Items listed in a dataset:

▼

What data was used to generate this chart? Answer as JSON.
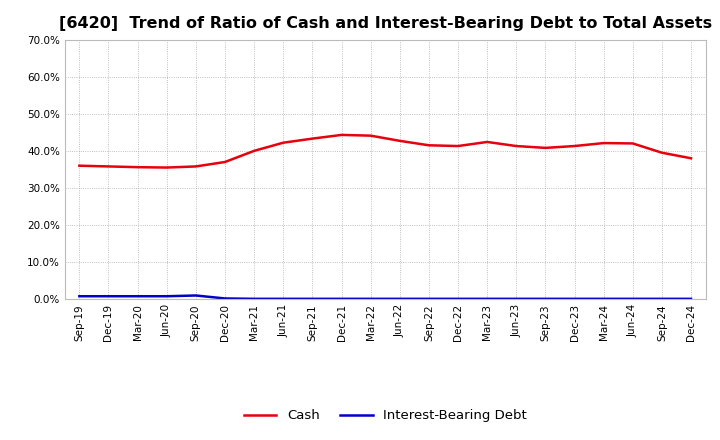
{
  "title": "[6420]  Trend of Ratio of Cash and Interest-Bearing Debt to Total Assets",
  "x_labels": [
    "Sep-19",
    "Dec-19",
    "Mar-20",
    "Jun-20",
    "Sep-20",
    "Dec-20",
    "Mar-21",
    "Jun-21",
    "Sep-21",
    "Dec-21",
    "Mar-22",
    "Jun-22",
    "Sep-22",
    "Dec-22",
    "Mar-23",
    "Jun-23",
    "Sep-23",
    "Dec-23",
    "Mar-24",
    "Jun-24",
    "Sep-24",
    "Dec-24"
  ],
  "cash": [
    0.36,
    0.358,
    0.356,
    0.355,
    0.358,
    0.37,
    0.4,
    0.422,
    0.433,
    0.443,
    0.441,
    0.427,
    0.415,
    0.413,
    0.424,
    0.413,
    0.408,
    0.413,
    0.421,
    0.42,
    0.395,
    0.38
  ],
  "interest_bearing_debt": [
    0.008,
    0.008,
    0.008,
    0.008,
    0.01,
    0.002,
    0.001,
    0.001,
    0.001,
    0.001,
    0.001,
    0.001,
    0.001,
    0.001,
    0.001,
    0.001,
    0.001,
    0.001,
    0.001,
    0.001,
    0.001,
    0.001
  ],
  "cash_color": "#e8000d",
  "debt_color": "#0000cc",
  "ylim": [
    0.0,
    0.7
  ],
  "yticks": [
    0.0,
    0.1,
    0.2,
    0.3,
    0.4,
    0.5,
    0.6,
    0.7
  ],
  "background_color": "#ffffff",
  "plot_bg_color": "#ffffff",
  "grid_color": "#aaaaaa",
  "title_fontsize": 11.5,
  "legend_fontsize": 9.5,
  "tick_fontsize": 7.5,
  "line_width": 1.8
}
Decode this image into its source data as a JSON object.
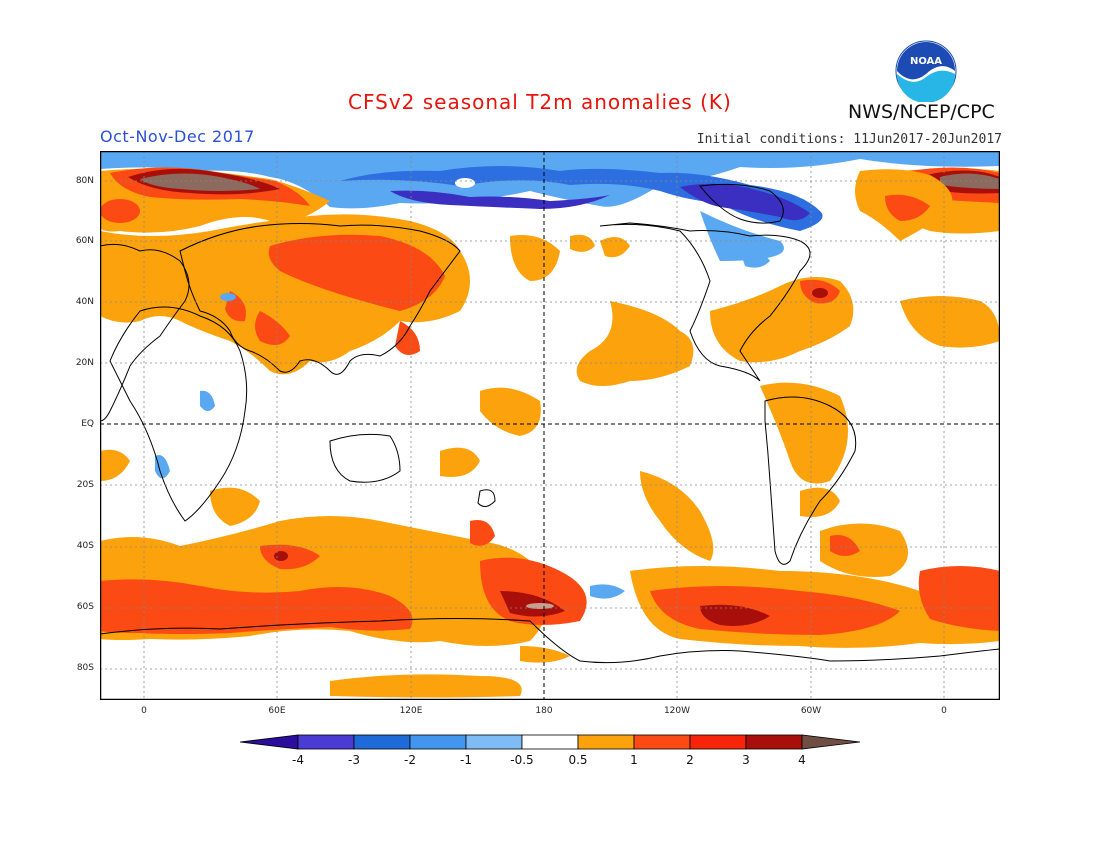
{
  "header": {
    "title": "CFSv2 seasonal T2m anomalies (K)",
    "season": "Oct-Nov-Dec 2017",
    "initial_conditions": "Initial conditions: 11Jun2017-20Jun2017",
    "agency": "NWS/NCEP/CPC",
    "logo_text": "NOAA"
  },
  "axes": {
    "lat_labels": [
      "80N",
      "60N",
      "40N",
      "20N",
      "EQ",
      "20S",
      "40S",
      "60S",
      "80S"
    ],
    "lon_labels": [
      "0",
      "60E",
      "120E",
      "180",
      "120W",
      "60W",
      "0"
    ]
  },
  "colorbar": {
    "labels": [
      "-4",
      "-3",
      "-2",
      "-1",
      "-0.5",
      "0.5",
      "1",
      "2",
      "3",
      "4"
    ],
    "colors": [
      "#2b0e9c",
      "#4a3bd2",
      "#1e6ad8",
      "#4296ef",
      "#7fbcf5",
      "#ffffff",
      "#fba20c",
      "#fb4a14",
      "#f7240a",
      "#a80f0a",
      "#c9a08e",
      "#704e44"
    ]
  },
  "colors": {
    "title": "#e8140c",
    "season": "#2a4fd8",
    "warm_light": "#fba20c",
    "warm_mid": "#fb4a14",
    "warm_dark": "#a80f0a",
    "warm_extreme": "#8c6a5e",
    "cool_light": "#5aa8f2",
    "cool_mid": "#2d6fe0",
    "cool_dark": "#3a2fc0"
  }
}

▲

- [Requirements] Keep only the lines that hold the string "ffffff", and copy them out.

- [Output for this task]
  "background_color": "#ffffff",
  "plot_bg_color": "#ffffff",
      "#ffffff",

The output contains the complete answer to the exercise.